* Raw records
____
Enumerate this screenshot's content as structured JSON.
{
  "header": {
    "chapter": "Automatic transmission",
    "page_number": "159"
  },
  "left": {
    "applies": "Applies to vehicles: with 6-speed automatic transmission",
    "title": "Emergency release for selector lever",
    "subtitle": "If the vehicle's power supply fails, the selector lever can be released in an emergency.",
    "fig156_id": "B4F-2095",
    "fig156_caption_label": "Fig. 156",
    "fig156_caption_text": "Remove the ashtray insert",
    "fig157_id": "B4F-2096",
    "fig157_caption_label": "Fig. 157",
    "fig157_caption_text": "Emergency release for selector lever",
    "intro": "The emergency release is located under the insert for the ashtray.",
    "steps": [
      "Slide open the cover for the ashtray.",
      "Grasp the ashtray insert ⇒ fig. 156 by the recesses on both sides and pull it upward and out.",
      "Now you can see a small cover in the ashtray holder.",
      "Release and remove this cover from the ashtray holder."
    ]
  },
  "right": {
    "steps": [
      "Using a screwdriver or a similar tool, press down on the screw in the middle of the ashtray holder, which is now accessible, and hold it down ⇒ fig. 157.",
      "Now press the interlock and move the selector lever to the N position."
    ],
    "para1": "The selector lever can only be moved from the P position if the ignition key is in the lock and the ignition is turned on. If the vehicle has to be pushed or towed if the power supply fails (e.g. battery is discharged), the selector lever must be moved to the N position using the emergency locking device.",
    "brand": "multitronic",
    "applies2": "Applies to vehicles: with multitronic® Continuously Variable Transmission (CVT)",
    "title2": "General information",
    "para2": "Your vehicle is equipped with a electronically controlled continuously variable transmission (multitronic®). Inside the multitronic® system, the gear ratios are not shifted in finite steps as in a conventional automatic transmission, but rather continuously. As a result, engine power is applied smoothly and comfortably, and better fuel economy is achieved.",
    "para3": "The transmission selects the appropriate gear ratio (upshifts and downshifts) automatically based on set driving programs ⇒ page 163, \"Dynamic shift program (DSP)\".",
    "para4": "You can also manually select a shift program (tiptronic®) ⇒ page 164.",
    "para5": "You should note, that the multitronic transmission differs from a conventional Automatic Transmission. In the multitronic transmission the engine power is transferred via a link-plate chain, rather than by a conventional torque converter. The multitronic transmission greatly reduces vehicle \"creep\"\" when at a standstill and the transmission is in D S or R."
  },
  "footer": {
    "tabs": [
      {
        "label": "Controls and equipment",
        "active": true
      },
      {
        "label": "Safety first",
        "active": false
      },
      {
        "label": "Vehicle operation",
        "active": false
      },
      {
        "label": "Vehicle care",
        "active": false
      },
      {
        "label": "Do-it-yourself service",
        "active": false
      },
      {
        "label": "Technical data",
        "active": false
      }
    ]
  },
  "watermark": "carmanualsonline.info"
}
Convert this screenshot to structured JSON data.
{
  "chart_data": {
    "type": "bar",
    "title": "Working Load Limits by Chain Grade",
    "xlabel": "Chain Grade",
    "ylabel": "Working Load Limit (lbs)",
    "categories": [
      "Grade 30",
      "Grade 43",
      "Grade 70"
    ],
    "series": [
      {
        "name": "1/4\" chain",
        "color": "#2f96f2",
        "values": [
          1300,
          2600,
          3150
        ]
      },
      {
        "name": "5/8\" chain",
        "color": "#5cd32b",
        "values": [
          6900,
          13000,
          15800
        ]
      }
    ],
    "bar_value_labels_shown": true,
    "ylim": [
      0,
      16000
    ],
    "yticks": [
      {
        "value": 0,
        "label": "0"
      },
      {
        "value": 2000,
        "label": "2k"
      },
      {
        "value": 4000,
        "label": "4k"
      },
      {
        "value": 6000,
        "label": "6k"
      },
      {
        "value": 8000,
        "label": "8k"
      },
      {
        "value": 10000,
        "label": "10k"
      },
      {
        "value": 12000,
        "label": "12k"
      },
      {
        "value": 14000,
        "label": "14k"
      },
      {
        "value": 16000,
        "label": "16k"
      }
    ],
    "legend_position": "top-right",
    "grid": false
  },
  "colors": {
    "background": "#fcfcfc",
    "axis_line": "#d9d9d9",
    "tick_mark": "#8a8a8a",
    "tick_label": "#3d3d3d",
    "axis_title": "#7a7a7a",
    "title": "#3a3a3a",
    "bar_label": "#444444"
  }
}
____
* Exercise details
Your task is to collect every line above that contains the word "ashtray".

* Answer for this exercise
    "fig156_caption_text": "Remove the ashtray insert",
    "intro": "The emergency release is located under the insert for the ashtray.",
      "Slide open the cover for the ashtray.",
      "Grasp the ashtray insert ⇒ fig. 156 by the recesses on both sides and pull it upward and out.",
      "Now you can see a small cover in the ashtray holder.",
      "Release and remove this cover from the ashtray holder."
      "Using a screwdriver or a similar tool, press down on the screw in the middle of the ashtray holder, which is now accessible, and hold it down ⇒ fig. 157.",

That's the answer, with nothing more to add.